Prompt — Reproduce the data exactly and drop any pictures it holds.
---- Materials provided
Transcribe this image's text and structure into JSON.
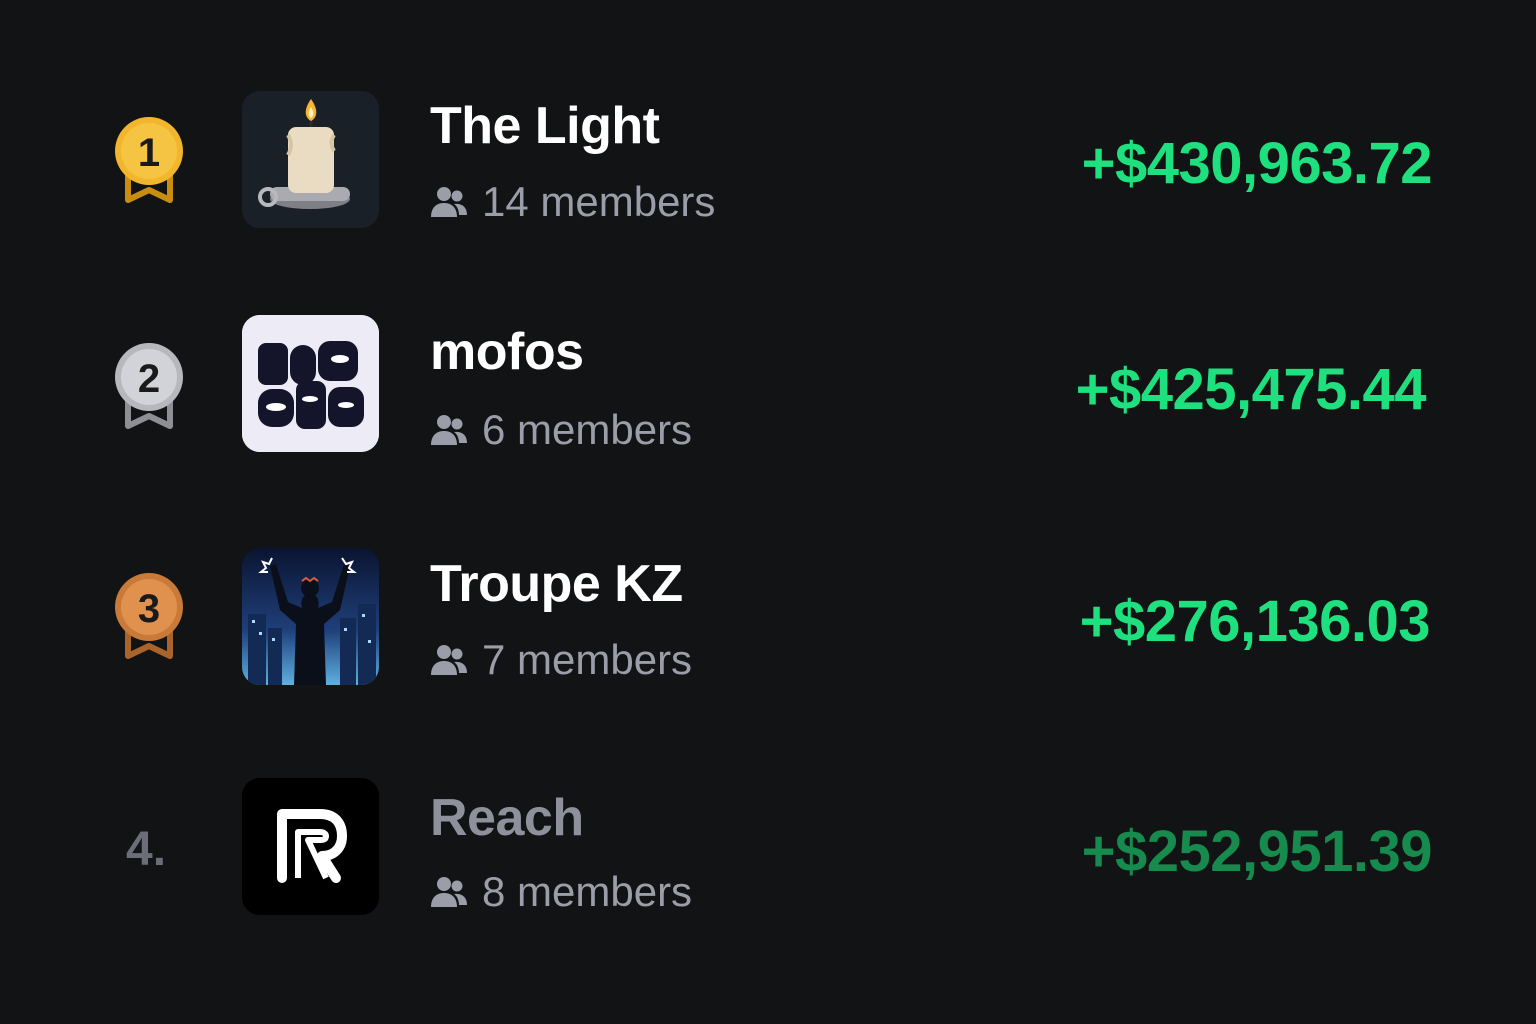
{
  "leaderboard": {
    "rows": [
      {
        "rank": "1",
        "name": "The Light",
        "members": "14 members",
        "amount": "+$430,963.72",
        "medal": "gold",
        "avatar": "candle"
      },
      {
        "rank": "2",
        "name": "mofos",
        "members": "6 members",
        "amount": "+$425,475.44",
        "medal": "silver",
        "avatar": "mofos-logo"
      },
      {
        "rank": "3",
        "name": "Troupe KZ",
        "members": "7 members",
        "amount": "+$276,136.03",
        "medal": "bronze",
        "avatar": "night-city-figure"
      },
      {
        "rank": "4.",
        "name": "Reach",
        "members": "8 members",
        "amount": "+$252,951.39",
        "medal": "none",
        "avatar": "reach-logo"
      }
    ]
  },
  "colors": {
    "background": "#121315",
    "positive": "#1fe07e",
    "positive_dim": "#178a4e",
    "muted_text": "#9b9da9",
    "gold": "#f0b52c",
    "silver": "#c5c6cb",
    "bronze": "#d98a44"
  }
}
--------
Correct output —
Transcribe this image's text and structure into JSON.
{
  "leaderboard": {
    "rows": [
      {
        "rank": "1",
        "name": "The Light",
        "members": "14 members",
        "amount": "+$430,963.72",
        "medal": "gold",
        "avatar": "candle"
      },
      {
        "rank": "2",
        "name": "mofos",
        "members": "6 members",
        "amount": "+$425,475.44",
        "medal": "silver",
        "avatar": "mofos-logo"
      },
      {
        "rank": "3",
        "name": "Troupe KZ",
        "members": "7 members",
        "amount": "+$276,136.03",
        "medal": "bronze",
        "avatar": "night-city-figure"
      },
      {
        "rank": "4.",
        "name": "Reach",
        "members": "8 members",
        "amount": "+$252,951.39",
        "medal": "none",
        "avatar": "reach-logo"
      }
    ]
  },
  "colors": {
    "background": "#121315",
    "positive": "#1fe07e",
    "positive_dim": "#178a4e",
    "muted_text": "#9b9da9",
    "gold": "#f0b52c",
    "silver": "#c5c6cb",
    "bronze": "#d98a44"
  }
}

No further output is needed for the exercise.